● Objective
Each line below must be set down exactly; omit any image you find.

------ Extracted material ------

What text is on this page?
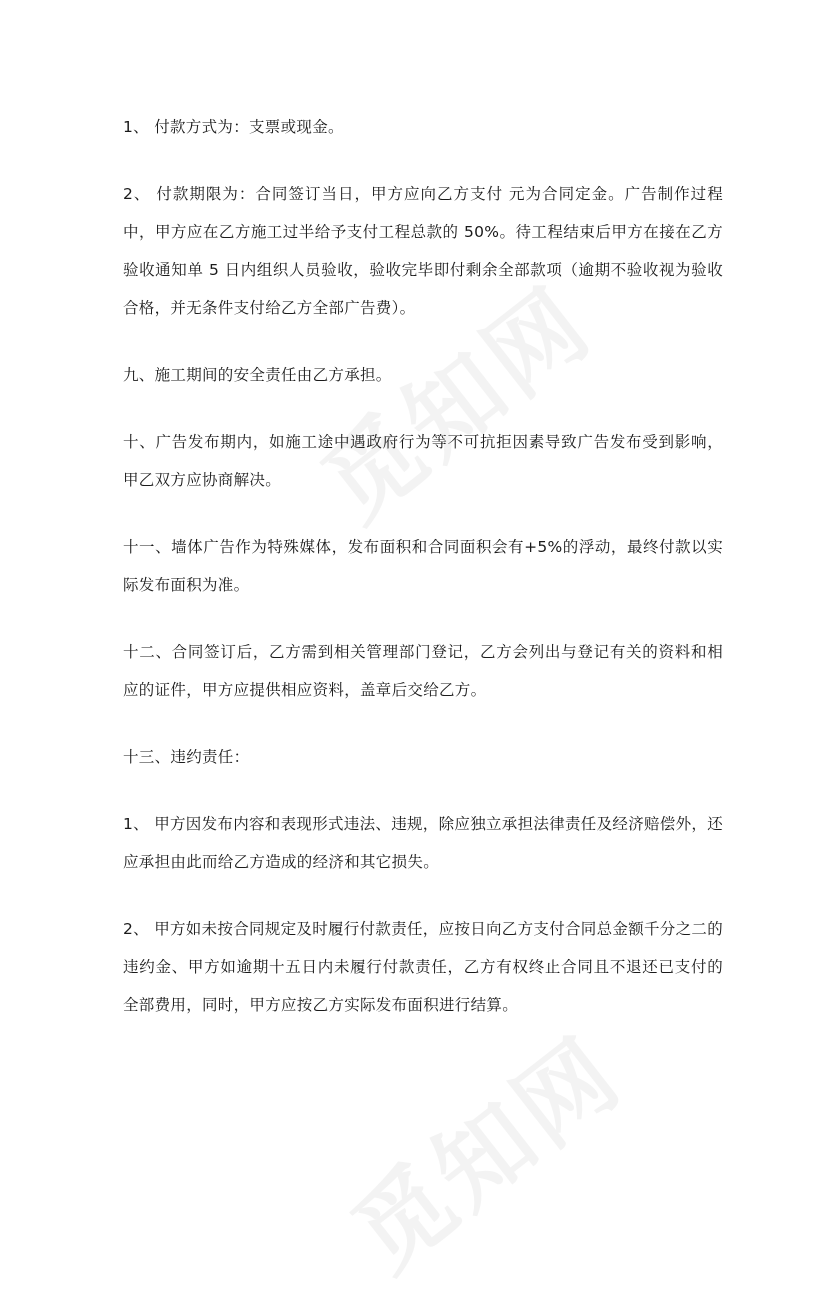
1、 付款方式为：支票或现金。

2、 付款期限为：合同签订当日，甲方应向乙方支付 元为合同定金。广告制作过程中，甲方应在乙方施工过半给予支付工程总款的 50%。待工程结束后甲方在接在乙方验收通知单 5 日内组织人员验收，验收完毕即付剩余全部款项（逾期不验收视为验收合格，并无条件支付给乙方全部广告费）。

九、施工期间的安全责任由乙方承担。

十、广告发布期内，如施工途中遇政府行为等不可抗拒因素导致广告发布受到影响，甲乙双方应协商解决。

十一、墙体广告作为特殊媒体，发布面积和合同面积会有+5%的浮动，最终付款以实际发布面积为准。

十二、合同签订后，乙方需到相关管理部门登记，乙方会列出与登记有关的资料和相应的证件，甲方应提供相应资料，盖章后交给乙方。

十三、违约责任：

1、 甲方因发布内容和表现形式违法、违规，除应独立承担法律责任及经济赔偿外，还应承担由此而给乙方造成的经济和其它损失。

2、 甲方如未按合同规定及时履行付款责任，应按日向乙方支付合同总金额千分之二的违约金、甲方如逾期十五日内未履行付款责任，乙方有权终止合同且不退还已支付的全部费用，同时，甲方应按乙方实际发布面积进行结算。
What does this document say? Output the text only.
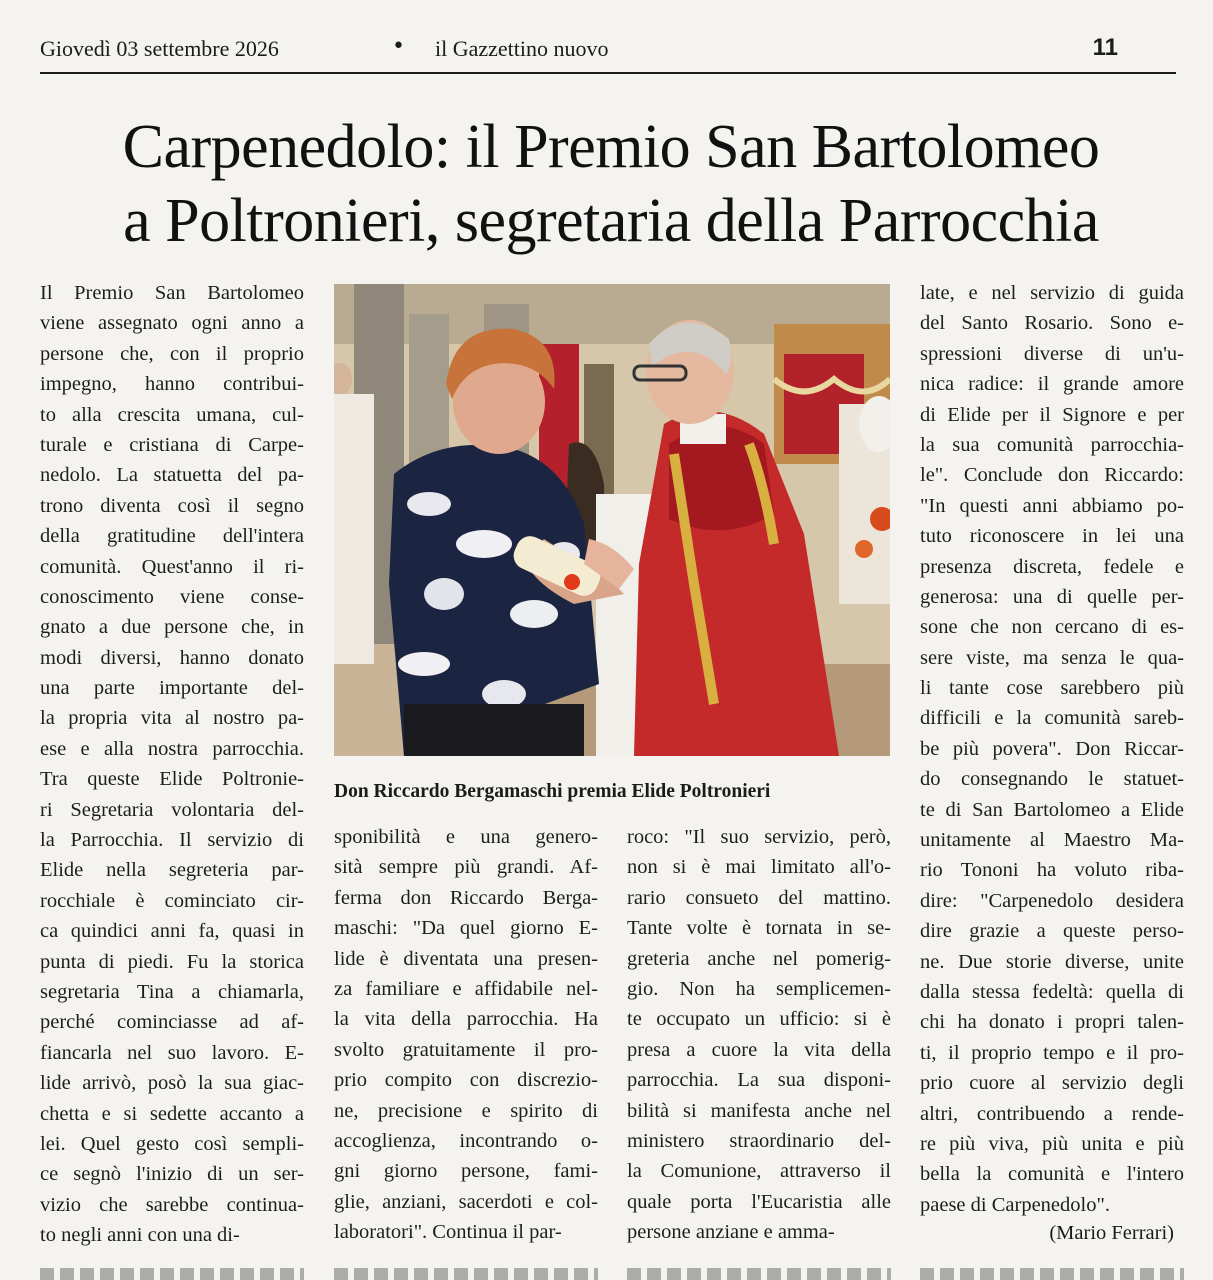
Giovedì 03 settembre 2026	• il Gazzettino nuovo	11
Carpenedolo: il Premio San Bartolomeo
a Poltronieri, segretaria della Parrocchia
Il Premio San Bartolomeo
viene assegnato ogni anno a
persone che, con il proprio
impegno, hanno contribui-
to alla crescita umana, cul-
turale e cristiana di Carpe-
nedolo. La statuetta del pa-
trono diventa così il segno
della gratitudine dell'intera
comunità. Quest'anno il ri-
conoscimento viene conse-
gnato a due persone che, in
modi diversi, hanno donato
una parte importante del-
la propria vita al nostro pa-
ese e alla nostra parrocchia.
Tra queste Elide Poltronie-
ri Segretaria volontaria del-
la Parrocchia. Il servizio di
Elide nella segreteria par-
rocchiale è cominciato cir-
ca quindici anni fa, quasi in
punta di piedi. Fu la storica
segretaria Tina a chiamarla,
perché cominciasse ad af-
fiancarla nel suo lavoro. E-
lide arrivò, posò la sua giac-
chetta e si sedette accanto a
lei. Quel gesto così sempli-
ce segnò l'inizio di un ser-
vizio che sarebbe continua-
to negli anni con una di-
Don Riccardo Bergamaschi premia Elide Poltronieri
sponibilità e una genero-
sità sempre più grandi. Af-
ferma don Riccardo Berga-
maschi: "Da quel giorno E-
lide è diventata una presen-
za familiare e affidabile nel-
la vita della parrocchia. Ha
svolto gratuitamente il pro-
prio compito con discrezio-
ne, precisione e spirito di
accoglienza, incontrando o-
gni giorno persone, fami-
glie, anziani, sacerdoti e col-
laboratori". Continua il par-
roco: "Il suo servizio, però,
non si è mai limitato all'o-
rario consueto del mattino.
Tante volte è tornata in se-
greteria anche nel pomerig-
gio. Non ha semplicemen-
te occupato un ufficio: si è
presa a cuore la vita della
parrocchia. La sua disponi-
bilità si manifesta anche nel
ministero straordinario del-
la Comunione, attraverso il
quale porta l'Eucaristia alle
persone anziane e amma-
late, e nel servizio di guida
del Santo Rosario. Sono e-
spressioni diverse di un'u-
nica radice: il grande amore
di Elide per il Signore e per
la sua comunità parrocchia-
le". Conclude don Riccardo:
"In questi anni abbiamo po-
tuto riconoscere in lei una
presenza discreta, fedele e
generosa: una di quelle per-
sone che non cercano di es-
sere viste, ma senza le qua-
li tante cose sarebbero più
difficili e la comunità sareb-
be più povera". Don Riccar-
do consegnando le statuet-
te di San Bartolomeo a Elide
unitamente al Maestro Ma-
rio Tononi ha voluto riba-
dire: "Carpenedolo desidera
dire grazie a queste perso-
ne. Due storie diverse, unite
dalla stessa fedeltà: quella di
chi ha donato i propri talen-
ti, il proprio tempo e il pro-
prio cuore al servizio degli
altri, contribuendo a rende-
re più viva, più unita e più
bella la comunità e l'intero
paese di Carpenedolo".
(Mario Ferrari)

------

● Worked solution
What text is on this page?
1、 付款方式为：支票或现金。

2、 付款期限为：合同签订当日，甲方应向乙方支付 元为合同定金。广告制作过程中，甲方应在乙方施工过半给予支付工程总款的 50%。待工程结束后甲方在接在乙方验收通知单 5 日内组织人员验收，验收完毕即付剩余全部款项（逾期不验收视为验收合格，并无条件支付给乙方全部广告费）。

九、施工期间的安全责任由乙方承担。

十、广告发布期内，如施工途中遇政府行为等不可抗拒因素导致广告发布受到影响，甲乙双方应协商解决。

十一、墙体广告作为特殊媒体，发布面积和合同面积会有+5%的浮动，最终付款以实际发布面积为准。

十二、合同签订后，乙方需到相关管理部门登记，乙方会列出与登记有关的资料和相应的证件，甲方应提供相应资料，盖章后交给乙方。

十三、违约责任：

1、 甲方因发布内容和表现形式违法、违规，除应独立承担法律责任及经济赔偿外，还应承担由此而给乙方造成的经济和其它损失。

2、 甲方如未按合同规定及时履行付款责任，应按日向乙方支付合同总金额千分之二的违约金、甲方如逾期十五日内未履行付款责任，乙方有权终止合同且不退还已支付的全部费用，同时，甲方应按乙方实际发布面积进行结算。
What does this document say? Output the text only.
Giovedì 03 settembre 2026	• il Gazzettino nuovo	11
Carpenedolo: il Premio San Bartolomeo
a Poltronieri, segretaria della Parrocchia
Il Premio San Bartolomeo
viene assegnato ogni anno a
persone che, con il proprio
impegno, hanno contribui-
to alla crescita umana, cul-
turale e cristiana di Carpe-
nedolo. La statuetta del pa-
trono diventa così il segno
della gratitudine dell'intera
comunità. Quest'anno il ri-
conoscimento viene conse-
gnato a due persone che, in
modi diversi, hanno donato
una parte importante del-
la propria vita al nostro pa-
ese e alla nostra parrocchia.
Tra queste Elide Poltronie-
ri Segretaria volontaria del-
la Parrocchia. Il servizio di
Elide nella segreteria par-
rocchiale è cominciato cir-
ca quindici anni fa, quasi in
punta di piedi. Fu la storica
segretaria Tina a chiamarla,
perché cominciasse ad af-
fiancarla nel suo lavoro. E-
lide arrivò, posò la sua giac-
chetta e si sedette accanto a
lei. Quel gesto così sempli-
ce segnò l'inizio di un ser-
vizio che sarebbe continua-
to negli anni con una di-
Don Riccardo Bergamaschi premia Elide Poltronieri
sponibilità e una genero-
sità sempre più grandi. Af-
ferma don Riccardo Berga-
maschi: "Da quel giorno E-
lide è diventata una presen-
za familiare e affidabile nel-
la vita della parrocchia. Ha
svolto gratuitamente il pro-
prio compito con discrezio-
ne, precisione e spirito di
accoglienza, incontrando o-
gni giorno persone, fami-
glie, anziani, sacerdoti e col-
laboratori". Continua il par-
roco: "Il suo servizio, però,
non si è mai limitato all'o-
rario consueto del mattino.
Tante volte è tornata in se-
greteria anche nel pomerig-
gio. Non ha semplicemen-
te occupato un ufficio: si è
presa a cuore la vita della
parrocchia. La sua disponi-
bilità si manifesta anche nel
ministero straordinario del-
la Comunione, attraverso il
quale porta l'Eucaristia alle
persone anziane e amma-
late, e nel servizio di guida
del Santo Rosario. Sono e-
spressioni diverse di un'u-
nica radice: il grande amore
di Elide per il Signore e per
la sua comunità parrocchia-
le". Conclude don Riccardo:
"In questi anni abbiamo po-
tuto riconoscere in lei una
presenza discreta, fedele e
generosa: una di quelle per-
sone che non cercano di es-
sere viste, ma senza le qua-
li tante cose sarebbero più
difficili e la comunità sareb-
be più povera". Don Riccar-
do consegnando le statuet-
te di San Bartolomeo a Elide
unitamente al Maestro Ma-
rio Tononi ha voluto riba-
dire: "Carpenedolo desidera
dire grazie a queste perso-
ne. Due storie diverse, unite
dalla stessa fedeltà: quella di
chi ha donato i propri talen-
ti, il proprio tempo e il pro-
prio cuore al servizio degli
altri, contribuendo a rende-
re più viva, più unita e più
bella la comunità e l'intero
paese di Carpenedolo".
(Mario Ferrari)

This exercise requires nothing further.